> EXERCISE
Copy all lines of the listing that include the string "angular".

> WORKING DATA
++++++

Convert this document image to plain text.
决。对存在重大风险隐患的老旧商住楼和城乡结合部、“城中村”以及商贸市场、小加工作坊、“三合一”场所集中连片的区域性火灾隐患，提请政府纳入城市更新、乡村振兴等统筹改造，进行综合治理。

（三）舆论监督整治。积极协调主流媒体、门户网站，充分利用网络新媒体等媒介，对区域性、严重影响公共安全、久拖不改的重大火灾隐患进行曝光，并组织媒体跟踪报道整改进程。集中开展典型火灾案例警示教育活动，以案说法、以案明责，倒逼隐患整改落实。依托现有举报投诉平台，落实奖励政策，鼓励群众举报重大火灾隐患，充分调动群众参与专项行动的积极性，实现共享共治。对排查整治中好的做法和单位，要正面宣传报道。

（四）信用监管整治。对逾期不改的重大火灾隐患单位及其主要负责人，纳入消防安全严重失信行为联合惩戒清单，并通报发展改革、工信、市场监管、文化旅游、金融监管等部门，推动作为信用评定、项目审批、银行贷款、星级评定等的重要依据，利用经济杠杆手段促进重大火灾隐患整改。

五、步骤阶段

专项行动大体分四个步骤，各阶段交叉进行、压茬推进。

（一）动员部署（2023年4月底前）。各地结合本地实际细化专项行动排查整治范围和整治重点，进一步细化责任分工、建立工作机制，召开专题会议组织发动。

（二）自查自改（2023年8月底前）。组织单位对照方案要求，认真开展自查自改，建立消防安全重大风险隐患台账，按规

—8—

++++++

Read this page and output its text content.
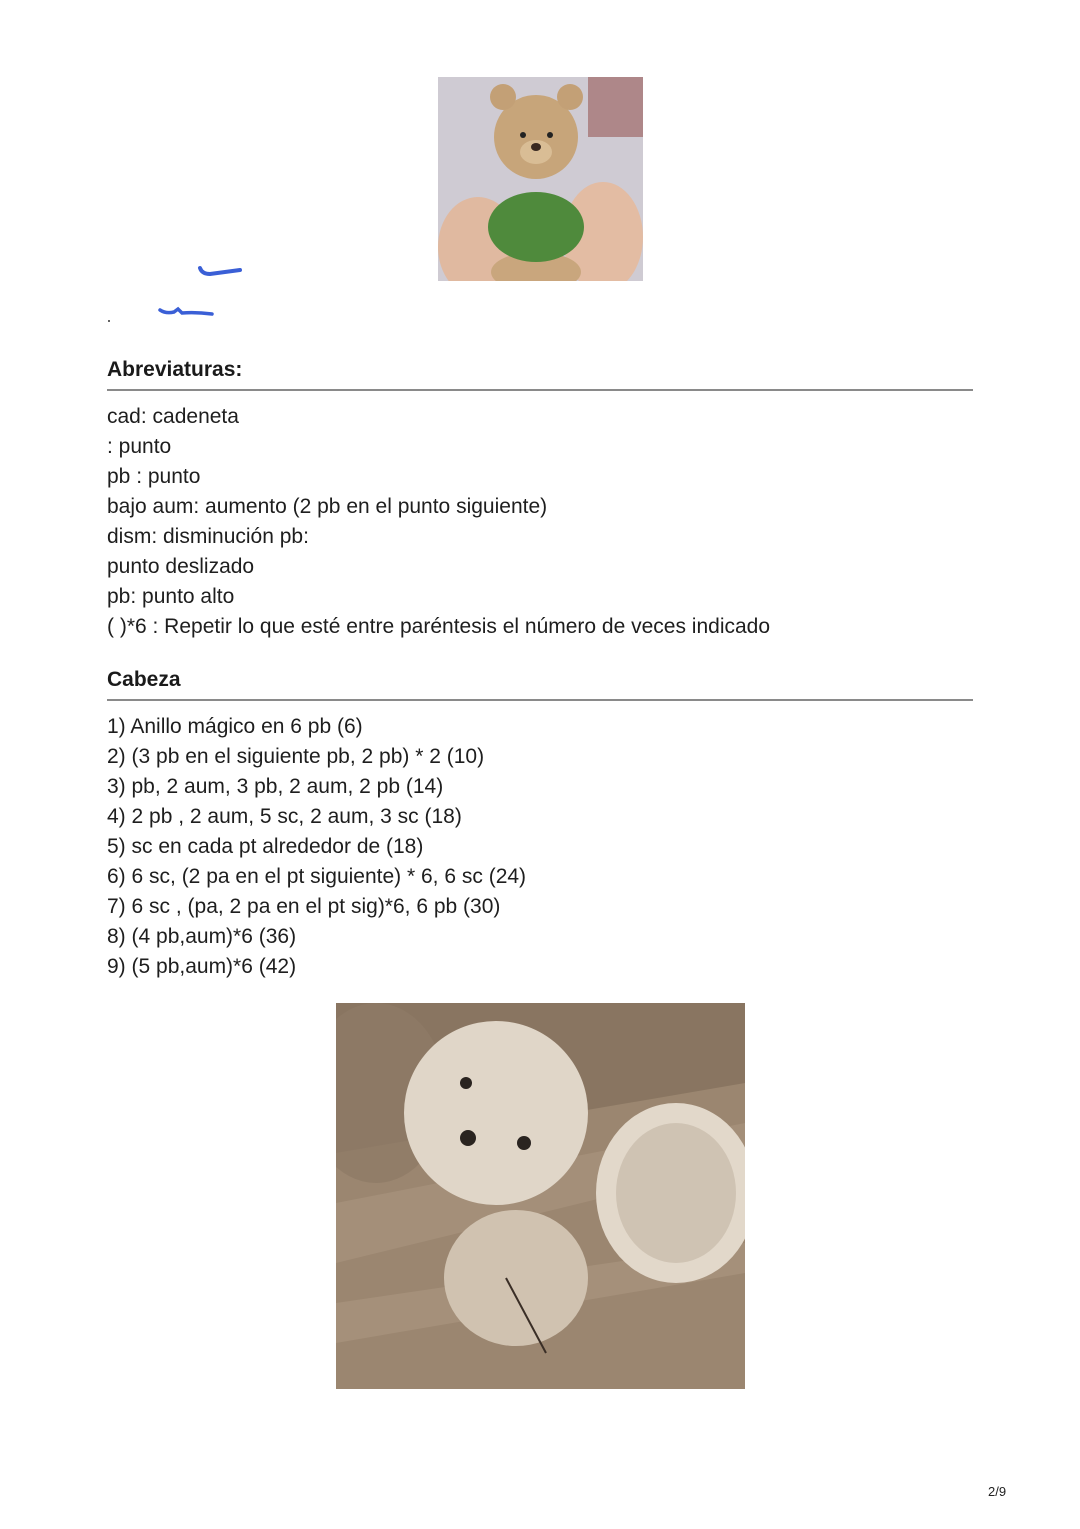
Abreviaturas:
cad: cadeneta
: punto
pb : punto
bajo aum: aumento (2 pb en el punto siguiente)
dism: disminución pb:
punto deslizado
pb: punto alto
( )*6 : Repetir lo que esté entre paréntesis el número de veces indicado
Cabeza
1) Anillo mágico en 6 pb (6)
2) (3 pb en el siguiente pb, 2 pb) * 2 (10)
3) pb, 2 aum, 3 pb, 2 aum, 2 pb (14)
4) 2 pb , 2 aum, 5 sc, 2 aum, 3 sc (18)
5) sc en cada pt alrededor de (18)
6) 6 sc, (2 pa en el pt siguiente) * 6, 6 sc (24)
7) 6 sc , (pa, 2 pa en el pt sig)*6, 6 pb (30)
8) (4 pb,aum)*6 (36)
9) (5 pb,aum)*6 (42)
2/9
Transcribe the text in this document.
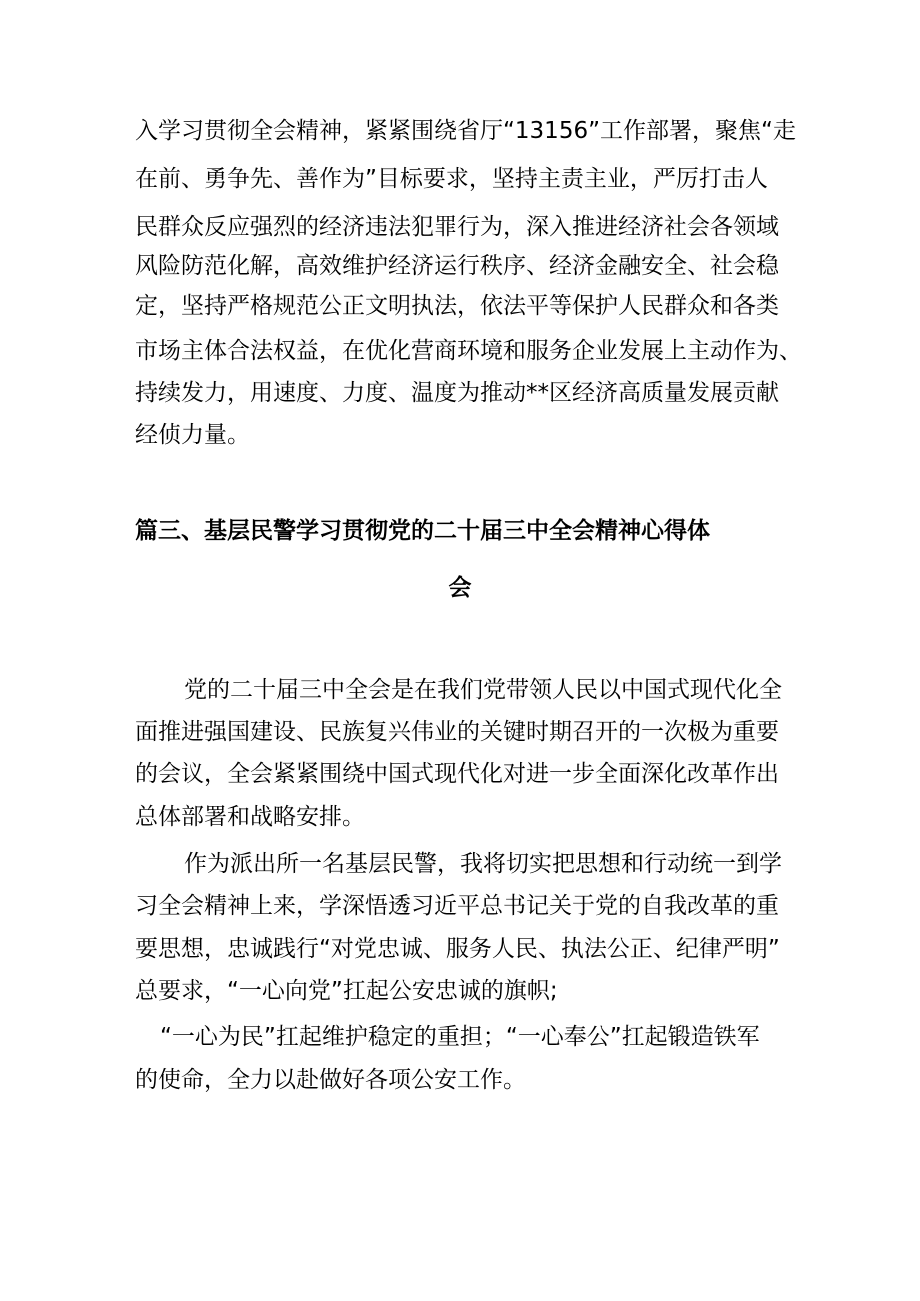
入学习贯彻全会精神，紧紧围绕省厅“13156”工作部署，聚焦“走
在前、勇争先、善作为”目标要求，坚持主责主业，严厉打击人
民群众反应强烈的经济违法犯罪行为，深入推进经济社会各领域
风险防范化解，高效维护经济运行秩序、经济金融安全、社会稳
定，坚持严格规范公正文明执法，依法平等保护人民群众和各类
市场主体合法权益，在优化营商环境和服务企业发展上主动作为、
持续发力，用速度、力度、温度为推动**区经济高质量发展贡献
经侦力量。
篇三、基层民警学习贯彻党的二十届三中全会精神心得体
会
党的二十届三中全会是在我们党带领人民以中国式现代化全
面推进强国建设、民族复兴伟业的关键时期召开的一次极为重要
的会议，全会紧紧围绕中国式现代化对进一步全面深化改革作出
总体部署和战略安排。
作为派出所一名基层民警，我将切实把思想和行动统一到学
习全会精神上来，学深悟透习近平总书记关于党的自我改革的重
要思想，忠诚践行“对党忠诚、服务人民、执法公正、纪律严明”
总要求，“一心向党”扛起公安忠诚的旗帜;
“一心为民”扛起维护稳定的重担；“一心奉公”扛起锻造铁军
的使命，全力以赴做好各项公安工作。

++++++

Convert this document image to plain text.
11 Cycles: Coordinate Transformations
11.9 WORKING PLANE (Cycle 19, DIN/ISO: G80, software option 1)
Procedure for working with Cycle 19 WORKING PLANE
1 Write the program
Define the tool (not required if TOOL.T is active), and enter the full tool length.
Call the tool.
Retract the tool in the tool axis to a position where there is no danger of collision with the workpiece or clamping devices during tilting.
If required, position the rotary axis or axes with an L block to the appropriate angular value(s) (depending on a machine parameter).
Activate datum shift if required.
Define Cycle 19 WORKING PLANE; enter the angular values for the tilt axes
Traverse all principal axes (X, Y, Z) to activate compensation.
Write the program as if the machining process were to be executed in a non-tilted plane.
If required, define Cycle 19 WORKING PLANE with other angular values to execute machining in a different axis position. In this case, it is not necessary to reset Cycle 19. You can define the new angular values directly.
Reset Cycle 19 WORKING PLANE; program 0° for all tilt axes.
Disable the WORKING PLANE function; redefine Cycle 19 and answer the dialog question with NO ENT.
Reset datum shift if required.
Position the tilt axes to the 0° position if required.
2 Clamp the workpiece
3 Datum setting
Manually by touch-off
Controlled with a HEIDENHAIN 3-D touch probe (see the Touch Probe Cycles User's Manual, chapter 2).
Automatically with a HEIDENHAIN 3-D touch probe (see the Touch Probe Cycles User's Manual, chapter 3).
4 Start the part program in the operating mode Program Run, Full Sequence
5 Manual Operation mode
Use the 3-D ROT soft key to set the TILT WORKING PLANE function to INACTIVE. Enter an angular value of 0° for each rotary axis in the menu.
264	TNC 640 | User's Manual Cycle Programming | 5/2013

++++++

> COMPLETED TASK
If required, position the rotary axis or axes with an L block to the appropriate angular value(s) (depending on a machine parameter).
Define Cycle 19 WORKING PLANE; enter the angular values for the tilt axes
If required, define Cycle 19 WORKING PLANE with other angular values to execute machining in a different axis position. In this case, it is not necessary to reset Cycle 19. You can define the new angular values directly.
Use the 3-D ROT soft key to set the TILT WORKING PLANE function to INACTIVE. Enter an angular value of 0° for each rotary axis in the menu.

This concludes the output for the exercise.